GOAL: Count lines holding the string "describing" in the data that follows. Reply with one number only.

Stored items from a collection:
══════════

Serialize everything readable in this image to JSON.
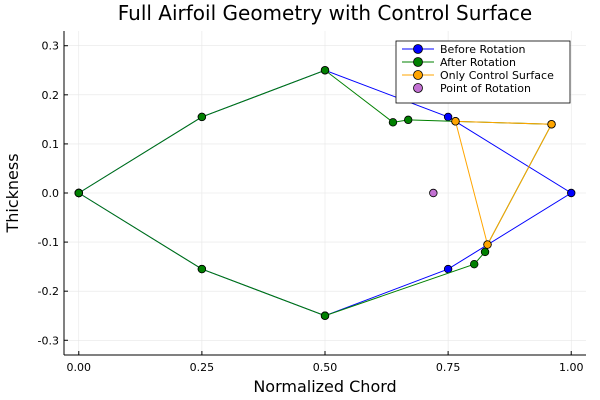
{
  "chart_data": {
    "type": "line",
    "title": "Full Airfoil Geometry with Control Surface",
    "xlabel": "Normalized Chord",
    "ylabel": "Thickness",
    "xlim": [
      -0.03,
      1.03
    ],
    "ylim": [
      -0.33,
      0.33
    ],
    "xticks": [
      0.0,
      0.25,
      0.5,
      0.75,
      1.0
    ],
    "xtick_labels": [
      "0.00",
      "0.25",
      "0.50",
      "0.75",
      "1.00"
    ],
    "yticks": [
      -0.3,
      -0.2,
      -0.1,
      0.0,
      0.1,
      0.2,
      0.3
    ],
    "ytick_labels": [
      "-0.3",
      "-0.2",
      "-0.1",
      "0.0",
      "0.1",
      "0.2",
      "0.3"
    ],
    "grid": true,
    "legend_position": "top-right",
    "series": [
      {
        "name": "Before Rotation",
        "color": "#0000ff",
        "mode": "lines+markers",
        "points": [
          [
            0.0,
            0.0
          ],
          [
            0.25,
            0.155
          ],
          [
            0.5,
            0.25
          ],
          [
            0.75,
            0.155
          ],
          [
            1.0,
            0.0
          ],
          [
            0.75,
            -0.155
          ],
          [
            0.5,
            -0.25
          ],
          [
            0.25,
            -0.155
          ],
          [
            0.0,
            0.0
          ]
        ]
      },
      {
        "name": "After Rotation",
        "color": "#008000",
        "mode": "lines+markers",
        "points": [
          [
            0.0,
            0.0
          ],
          [
            0.25,
            0.155
          ],
          [
            0.5,
            0.25
          ],
          [
            0.638,
            0.144
          ],
          [
            0.669,
            0.149
          ],
          [
            0.765,
            0.146
          ],
          [
            0.96,
            0.14
          ],
          [
            0.83,
            -0.105
          ],
          [
            0.825,
            -0.12
          ],
          [
            0.803,
            -0.145
          ],
          [
            0.5,
            -0.25
          ],
          [
            0.25,
            -0.155
          ],
          [
            0.0,
            0.0
          ]
        ]
      },
      {
        "name": "Only Control Surface",
        "color": "#ffa500",
        "mode": "lines+markers",
        "points": [
          [
            0.765,
            0.146
          ],
          [
            0.96,
            0.14
          ],
          [
            0.83,
            -0.105
          ],
          [
            0.765,
            0.146
          ]
        ]
      },
      {
        "name": "Point of Rotation",
        "color": "#c271d2",
        "mode": "markers",
        "points": [
          [
            0.72,
            0.0
          ]
        ]
      }
    ]
  }
}
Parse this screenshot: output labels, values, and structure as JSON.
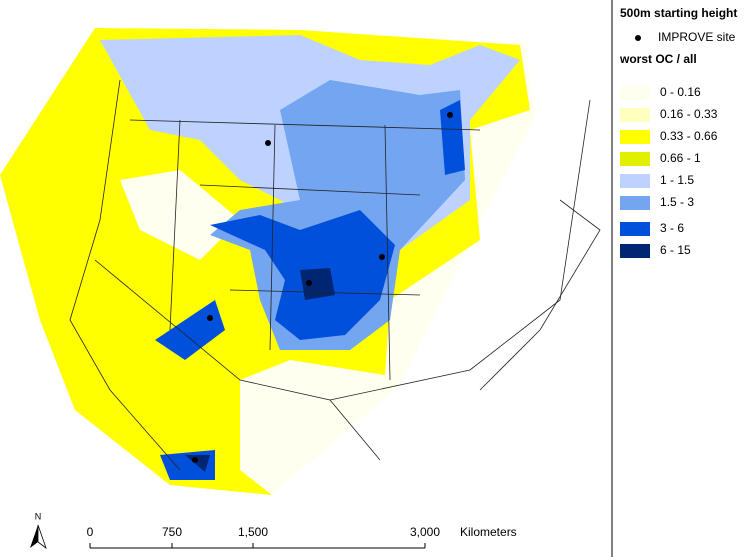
{
  "legend": {
    "title": "500m starting height",
    "site_label": "IMPROVE site",
    "class_title": "worst OC / all",
    "classes": [
      {
        "label": "0 - 0.16",
        "color": "#fffff0"
      },
      {
        "label": "0.16 - 0.33",
        "color": "#ffffbe"
      },
      {
        "label": "0.33 - 0.66",
        "color": "#ffff00"
      },
      {
        "label": "0.66 - 1",
        "color": "#e1f000"
      },
      {
        "label": "1 - 1.5",
        "color": "#bed2ff"
      },
      {
        "label": "1.5 - 3",
        "color": "#73a5f0"
      },
      {
        "label": "3 - 6",
        "color": "#0050dc"
      },
      {
        "label": "6 - 15",
        "color": "#002673"
      }
    ]
  },
  "scale_bar": {
    "ticks": [
      "0",
      "750",
      "1,500",
      "3,000"
    ],
    "unit": "Kilometers"
  },
  "north_arrow": {
    "label": "N"
  }
}
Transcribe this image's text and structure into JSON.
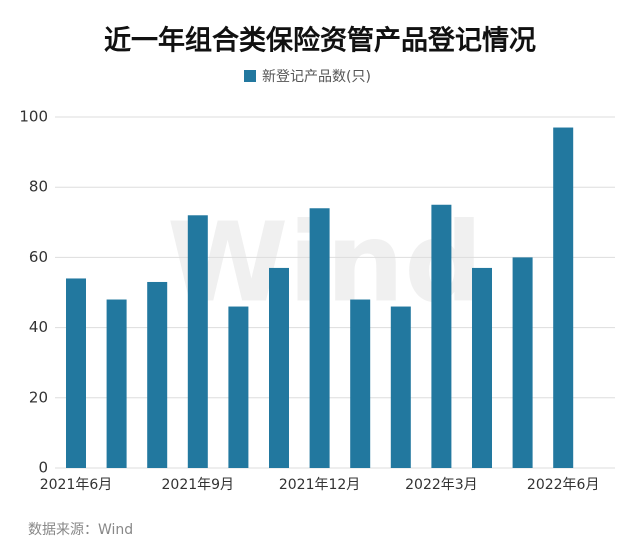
{
  "chart_data": {
    "type": "bar",
    "title": "近一年组合类保险资管产品登记情况",
    "categories": [
      "2021年6月",
      null,
      null,
      "2021年9月",
      null,
      null,
      "2021年12月",
      null,
      null,
      "2022年3月",
      null,
      null,
      "2022年6月"
    ],
    "series": [
      {
        "name": "新登记产品数(只)",
        "color": "#22789f",
        "values": [
          54,
          48,
          53,
          72,
          46,
          57,
          74,
          48,
          46,
          75,
          57,
          60,
          97
        ]
      }
    ],
    "ylim": [
      0,
      100
    ],
    "yticks": [
      0,
      20,
      40,
      60,
      80,
      100
    ],
    "grid": true,
    "watermark": "Wind",
    "source": "数据来源：Wind"
  }
}
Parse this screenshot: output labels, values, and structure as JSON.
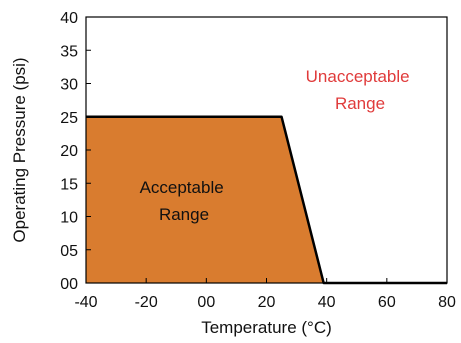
{
  "chart_data": {
    "type": "area",
    "title": "",
    "xlabel": "Temperature (°C)",
    "ylabel": "Operating Pressure (psi)",
    "xlim": [
      -40,
      80
    ],
    "ylim": [
      0,
      40
    ],
    "x_ticks": [
      -40,
      -20,
      0,
      20,
      40,
      60,
      80
    ],
    "x_tick_labels": [
      "-40",
      "-20",
      "00",
      "20",
      "40",
      "60",
      "80"
    ],
    "y_ticks": [
      0,
      5,
      10,
      15,
      20,
      25,
      30,
      35,
      40
    ],
    "y_tick_labels": [
      "00",
      "05",
      "10",
      "15",
      "20",
      "25",
      "30",
      "35",
      "40"
    ],
    "grid": false,
    "boundary": {
      "x": [
        -40,
        25,
        39,
        80
      ],
      "y": [
        25,
        25,
        0,
        0
      ]
    },
    "regions": [
      {
        "label_lines": [
          "Acceptable",
          "Range"
        ],
        "fill": "#d97c2f",
        "text_color": "#111111"
      },
      {
        "label_lines": [
          "Unacceptable",
          "Range"
        ],
        "text_color": "#e03b3b"
      }
    ]
  }
}
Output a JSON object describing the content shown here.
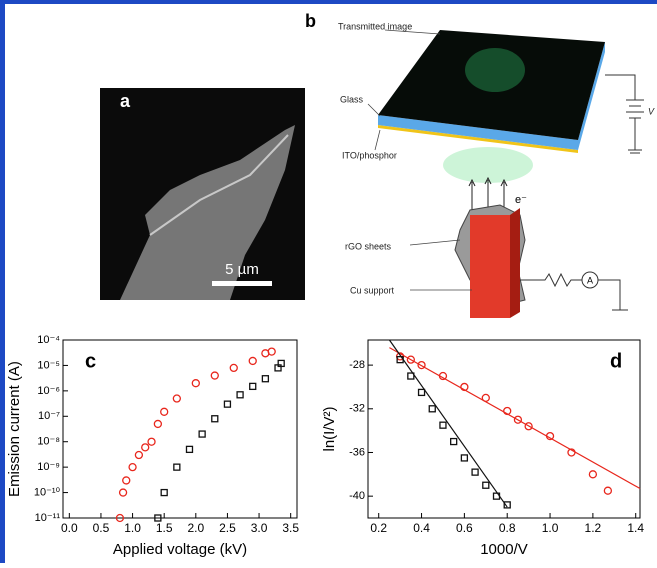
{
  "panels": {
    "a": {
      "label": "a",
      "scale_bar": "5 µm"
    },
    "b": {
      "label": "b",
      "transmitted_image": "Transmitted image",
      "glass": "Glass",
      "ito_phosphor": "ITO/phosphor",
      "electron": "e⁻",
      "voltage": "V",
      "rgo_sheets": "rGO sheets",
      "cu_support": "Cu support",
      "ammeter": "A"
    }
  },
  "chart_data": [
    {
      "type": "scatter",
      "panel_label": "c",
      "x_label": "Applied voltage (kV)",
      "y_label": "Emission current (A)",
      "ylog": true,
      "xlim": [
        -0.1,
        3.6
      ],
      "ylim": [
        1e-11,
        0.0001
      ],
      "xticks": [
        {
          "value": 0,
          "label": "0.0"
        },
        0.5,
        {
          "value": 1,
          "label": "1.0"
        },
        1.5,
        {
          "value": 2,
          "label": "2.0"
        },
        2.5,
        {
          "value": 3,
          "label": "3.0"
        },
        3.5
      ],
      "yticks": [
        {
          "value": 1e-11,
          "label": "10⁻¹¹"
        },
        {
          "value": 1e-10,
          "label": "10⁻¹⁰"
        },
        {
          "value": 1e-09,
          "label": "10⁻⁹"
        },
        {
          "value": 1e-08,
          "label": "10⁻⁸"
        },
        {
          "value": 1e-07,
          "label": "10⁻⁷"
        },
        {
          "value": 1e-06,
          "label": "10⁻⁶"
        },
        {
          "value": 1e-05,
          "label": "10⁻⁵"
        },
        {
          "value": 0.0001,
          "label": "10⁻⁴"
        }
      ],
      "series": [
        {
          "marker": "circle",
          "color": "#e8261c",
          "x": [
            0.8,
            0.85,
            0.9,
            1.0,
            1.1,
            1.2,
            1.3,
            1.4,
            1.5,
            1.7,
            2.0,
            2.3,
            2.6,
            2.9,
            3.1,
            3.2
          ],
          "values": [
            1e-11,
            1e-10,
            3e-10,
            1e-09,
            3e-09,
            6e-09,
            1e-08,
            5e-08,
            1.5e-07,
            5e-07,
            2e-06,
            4e-06,
            8e-06,
            1.5e-05,
            3e-05,
            3.5e-05
          ]
        },
        {
          "marker": "square",
          "color": "#111111",
          "x": [
            1.4,
            1.5,
            1.7,
            1.9,
            2.1,
            2.3,
            2.5,
            2.7,
            2.9,
            3.1,
            3.3,
            3.35
          ],
          "values": [
            1e-11,
            1e-10,
            1e-09,
            5e-09,
            2e-08,
            8e-08,
            3e-07,
            7e-07,
            1.5e-06,
            3e-06,
            8e-06,
            1.2e-05
          ]
        }
      ]
    },
    {
      "type": "scatter",
      "panel_label": "d",
      "x_label": "1000/V",
      "y_label": "ln(I/V²)",
      "ylog": false,
      "xlim": [
        0.15,
        1.42
      ],
      "ylim": [
        -42,
        -25.7
      ],
      "xticks": [
        0.2,
        0.4,
        0.6,
        0.8,
        {
          "value": 1,
          "label": "1.0"
        },
        1.2,
        1.4
      ],
      "yticks": [
        -40,
        -36,
        -32,
        -28
      ],
      "series": [
        {
          "marker": "circle",
          "color": "#e8261c",
          "x": [
            0.3,
            0.35,
            0.4,
            0.5,
            0.6,
            0.7,
            0.8,
            0.85,
            0.9,
            1.0,
            1.1,
            1.2,
            1.27
          ],
          "values": [
            -27.2,
            -27.5,
            -28,
            -29,
            -30,
            -31,
            -32.2,
            -33,
            -33.6,
            -34.5,
            -36,
            -38,
            -39.5
          ]
        },
        {
          "marker": "square",
          "color": "#111111",
          "x": [
            0.3,
            0.35,
            0.4,
            0.45,
            0.5,
            0.55,
            0.6,
            0.65,
            0.7,
            0.75,
            0.8
          ],
          "values": [
            -27.5,
            -29,
            -30.5,
            -32,
            -33.5,
            -35,
            -36.5,
            -37.8,
            -39,
            -40,
            -40.8
          ]
        },
        {
          "style": "line",
          "color": "#e8261c",
          "x": [
            0.25,
            1.42
          ],
          "values": [
            -26.4,
            -39.3
          ]
        },
        {
          "style": "line",
          "color": "#111111",
          "x": [
            0.25,
            0.8
          ],
          "values": [
            -25.7,
            -41
          ]
        }
      ]
    }
  ]
}
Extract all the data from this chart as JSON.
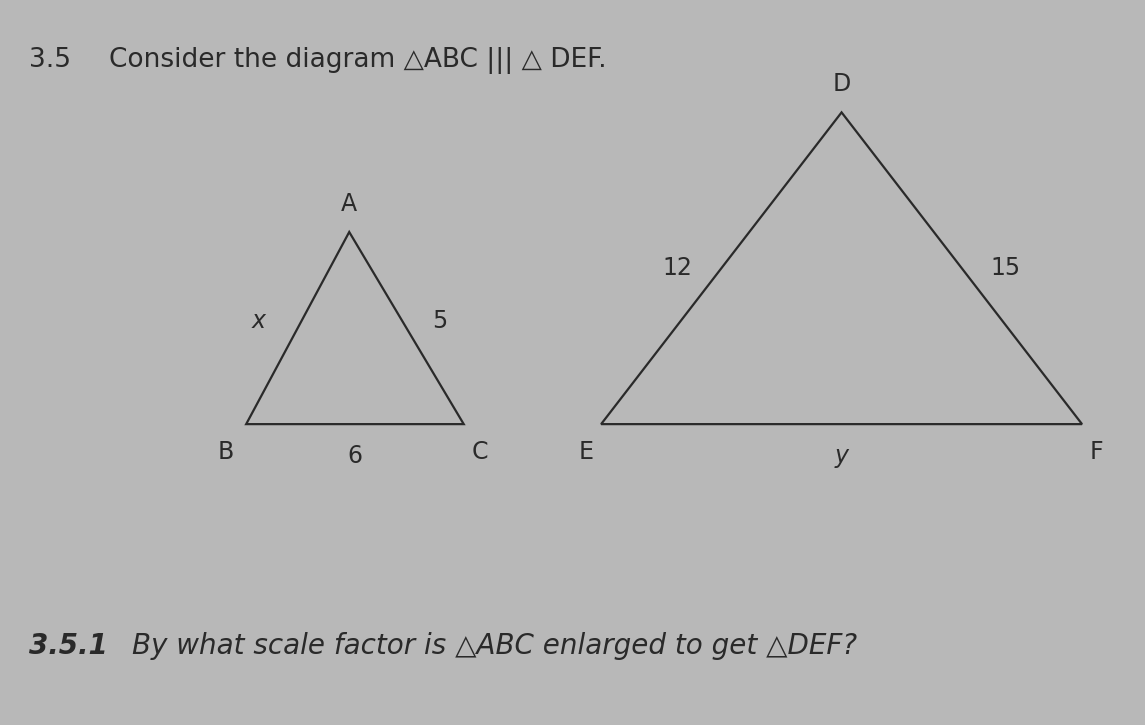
{
  "background_color": "#b8b8b8",
  "title_number": "3.5",
  "title_text": "Consider the diagram △ABC ||| △ DEF.",
  "title_fontsize": 19,
  "subtitle_number": "3.5.1",
  "subtitle_text": "By what scale factor is △ABC enlarged to get △DEF?",
  "subtitle_fontsize": 20,
  "small_triangle": {
    "B": [
      0.215,
      0.415
    ],
    "C": [
      0.405,
      0.415
    ],
    "A": [
      0.305,
      0.68
    ],
    "label_A": "A",
    "label_B": "B",
    "label_C": "C",
    "side_AB_label": "x",
    "side_AC_label": "5",
    "side_BC_label": "6",
    "color": "#2a2a2a",
    "linewidth": 1.6
  },
  "large_triangle": {
    "E": [
      0.525,
      0.415
    ],
    "F": [
      0.945,
      0.415
    ],
    "D": [
      0.735,
      0.845
    ],
    "label_D": "D",
    "label_E": "E",
    "label_F": "F",
    "side_DE_label": "12",
    "side_DF_label": "15",
    "side_EF_label": "y",
    "color": "#2a2a2a",
    "linewidth": 1.6
  },
  "vertex_fontsize": 17,
  "side_label_fontsize": 17,
  "text_color": "#2a2a2a"
}
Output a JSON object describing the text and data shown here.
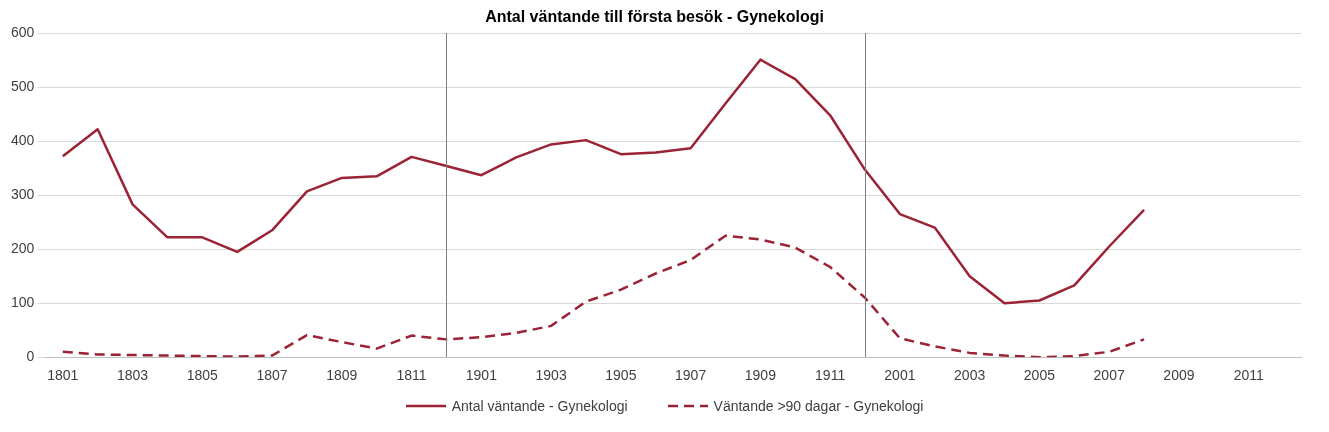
{
  "chart_data": {
    "type": "line",
    "title": "Antal väntande till första besök - Gynekologi",
    "categories": [
      "1801",
      null,
      "1803",
      null,
      "1805",
      null,
      "1807",
      null,
      "1809",
      null,
      "1811",
      null,
      "1901",
      null,
      "1903",
      null,
      "1905",
      null,
      "1907",
      null,
      "1909",
      null,
      "1911",
      null,
      "2001",
      null,
      "2003",
      null,
      "2005",
      null,
      "2007",
      null,
      "2009",
      null,
      "2011",
      null
    ],
    "series": [
      {
        "name": "Antal väntande - Gynekologi",
        "color": "#9b2335",
        "line_style": "solid",
        "values": [
          372,
          422,
          283,
          222,
          222,
          195,
          235,
          307,
          332,
          335,
          371,
          354,
          337,
          370,
          394,
          402,
          376,
          379,
          387,
          470,
          551,
          515,
          448,
          347,
          265,
          240,
          150,
          100,
          105,
          133,
          205,
          273,
          null,
          null,
          null,
          null
        ]
      },
      {
        "name": "Väntande >90 dagar - Gynekologi",
        "color": "#9b2335",
        "line_style": "dashed",
        "values": [
          10,
          5,
          4,
          3,
          2,
          1,
          3,
          41,
          28,
          16,
          40,
          33,
          37,
          45,
          58,
          103,
          125,
          155,
          180,
          225,
          218,
          203,
          167,
          110,
          35,
          20,
          8,
          3,
          0,
          2,
          10,
          33,
          null,
          null,
          null,
          null
        ]
      }
    ],
    "ylim": [
      0,
      600
    ],
    "yticks": [
      0,
      100,
      200,
      300,
      400,
      500,
      600
    ],
    "grid": "y",
    "legend": "bottom",
    "marker": "none"
  }
}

══════════

WORKED ANSWER: 2